§ EXERCISE GOAL
Make an exact copy of all the entries, but do not reproduce the pictures.

§ DATASET RECORDS
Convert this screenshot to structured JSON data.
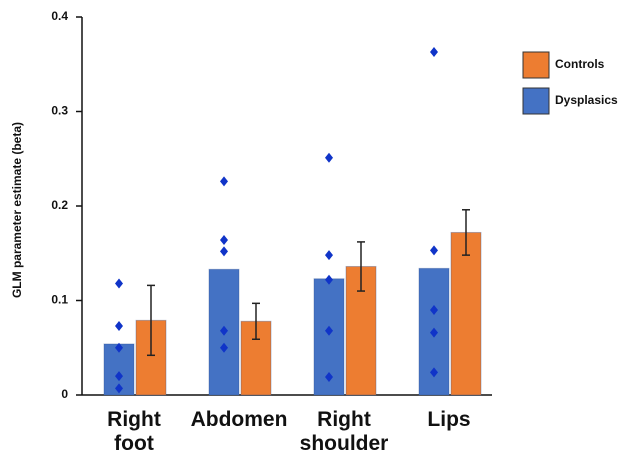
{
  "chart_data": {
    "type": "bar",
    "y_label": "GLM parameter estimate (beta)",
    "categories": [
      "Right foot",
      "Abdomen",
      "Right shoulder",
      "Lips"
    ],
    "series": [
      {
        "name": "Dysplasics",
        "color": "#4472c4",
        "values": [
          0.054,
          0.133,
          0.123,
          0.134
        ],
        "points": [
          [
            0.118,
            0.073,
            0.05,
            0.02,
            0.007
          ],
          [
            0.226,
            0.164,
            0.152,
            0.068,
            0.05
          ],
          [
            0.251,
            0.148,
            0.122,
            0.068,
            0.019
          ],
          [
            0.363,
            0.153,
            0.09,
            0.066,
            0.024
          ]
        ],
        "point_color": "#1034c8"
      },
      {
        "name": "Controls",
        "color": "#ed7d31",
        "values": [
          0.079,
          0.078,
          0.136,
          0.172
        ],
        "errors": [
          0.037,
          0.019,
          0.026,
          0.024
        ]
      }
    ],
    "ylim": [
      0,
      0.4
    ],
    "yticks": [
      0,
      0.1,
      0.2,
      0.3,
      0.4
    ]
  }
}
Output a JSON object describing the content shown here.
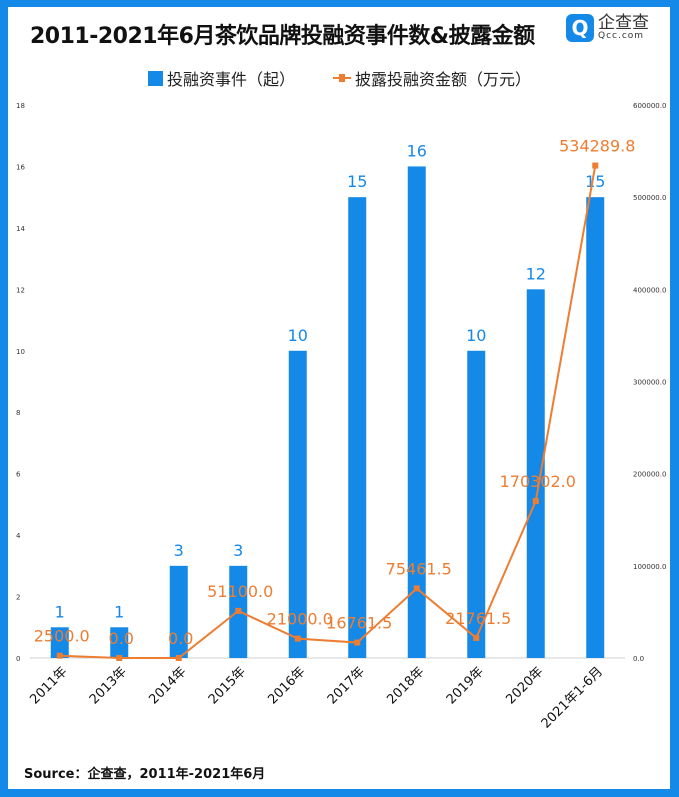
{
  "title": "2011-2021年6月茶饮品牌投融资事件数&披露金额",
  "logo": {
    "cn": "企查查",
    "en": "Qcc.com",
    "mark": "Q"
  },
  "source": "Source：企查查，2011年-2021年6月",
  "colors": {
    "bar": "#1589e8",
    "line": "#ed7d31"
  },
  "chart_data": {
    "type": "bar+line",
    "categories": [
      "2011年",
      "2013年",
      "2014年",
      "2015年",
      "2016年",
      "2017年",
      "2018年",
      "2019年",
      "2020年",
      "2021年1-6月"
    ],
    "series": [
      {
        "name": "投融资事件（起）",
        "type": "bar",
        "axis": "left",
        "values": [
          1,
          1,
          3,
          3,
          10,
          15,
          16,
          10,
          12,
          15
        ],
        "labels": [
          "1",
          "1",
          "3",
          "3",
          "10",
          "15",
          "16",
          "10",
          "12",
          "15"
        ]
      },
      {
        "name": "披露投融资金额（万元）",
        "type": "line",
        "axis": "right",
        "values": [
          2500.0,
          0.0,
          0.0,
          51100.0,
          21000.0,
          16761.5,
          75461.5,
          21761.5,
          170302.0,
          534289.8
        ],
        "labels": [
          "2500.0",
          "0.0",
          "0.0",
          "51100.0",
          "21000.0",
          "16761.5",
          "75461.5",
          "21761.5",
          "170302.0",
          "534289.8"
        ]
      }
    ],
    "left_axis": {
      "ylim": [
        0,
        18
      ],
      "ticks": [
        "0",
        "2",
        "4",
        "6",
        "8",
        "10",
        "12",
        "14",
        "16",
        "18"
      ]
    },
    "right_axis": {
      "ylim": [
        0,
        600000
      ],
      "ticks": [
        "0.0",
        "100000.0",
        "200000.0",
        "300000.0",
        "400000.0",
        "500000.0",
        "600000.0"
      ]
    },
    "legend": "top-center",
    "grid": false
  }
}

§ EXERCISE RESPONSE
Convert this screenshot to structured JSON data.
{
  "chart_data": {
    "type": "bar",
    "y_label": "GLM parameter estimate (beta)",
    "categories": [
      "Right foot",
      "Abdomen",
      "Right shoulder",
      "Lips"
    ],
    "series": [
      {
        "name": "Dysplasics",
        "color": "#4472c4",
        "values": [
          0.054,
          0.133,
          0.123,
          0.134
        ],
        "points": [
          [
            0.118,
            0.073,
            0.05,
            0.02,
            0.007
          ],
          [
            0.226,
            0.164,
            0.152,
            0.068,
            0.05
          ],
          [
            0.251,
            0.148,
            0.122,
            0.068,
            0.019
          ],
          [
            0.363,
            0.153,
            0.09,
            0.066,
            0.024
          ]
        ],
        "point_color": "#1034c8"
      },
      {
        "name": "Controls",
        "color": "#ed7d31",
        "values": [
          0.079,
          0.078,
          0.136,
          0.172
        ],
        "errors": [
          0.037,
          0.019,
          0.026,
          0.024
        ]
      }
    ],
    "ylim": [
      0,
      0.4
    ],
    "yticks": [
      0,
      0.1,
      0.2,
      0.3,
      0.4
    ]
  }
}
Output a JSON object describing the content shown here.
{
  "title": "2011-2021年6月茶饮品牌投融资事件数&披露金额",
  "logo": {
    "cn": "企查查",
    "en": "Qcc.com",
    "mark": "Q"
  },
  "source": "Source：企查查，2011年-2021年6月",
  "colors": {
    "bar": "#1589e8",
    "line": "#ed7d31"
  },
  "chart_data": {
    "type": "bar+line",
    "categories": [
      "2011年",
      "2013年",
      "2014年",
      "2015年",
      "2016年",
      "2017年",
      "2018年",
      "2019年",
      "2020年",
      "2021年1-6月"
    ],
    "series": [
      {
        "name": "投融资事件（起）",
        "type": "bar",
        "axis": "left",
        "values": [
          1,
          1,
          3,
          3,
          10,
          15,
          16,
          10,
          12,
          15
        ],
        "labels": [
          "1",
          "1",
          "3",
          "3",
          "10",
          "15",
          "16",
          "10",
          "12",
          "15"
        ]
      },
      {
        "name": "披露投融资金额（万元）",
        "type": "line",
        "axis": "right",
        "values": [
          2500.0,
          0.0,
          0.0,
          51100.0,
          21000.0,
          16761.5,
          75461.5,
          21761.5,
          170302.0,
          534289.8
        ],
        "labels": [
          "2500.0",
          "0.0",
          "0.0",
          "51100.0",
          "21000.0",
          "16761.5",
          "75461.5",
          "21761.5",
          "170302.0",
          "534289.8"
        ]
      }
    ],
    "left_axis": {
      "ylim": [
        0,
        18
      ],
      "ticks": [
        "0",
        "2",
        "4",
        "6",
        "8",
        "10",
        "12",
        "14",
        "16",
        "18"
      ]
    },
    "right_axis": {
      "ylim": [
        0,
        600000
      ],
      "ticks": [
        "0.0",
        "100000.0",
        "200000.0",
        "300000.0",
        "400000.0",
        "500000.0",
        "600000.0"
      ]
    },
    "legend": "top-center",
    "grid": false
  }
}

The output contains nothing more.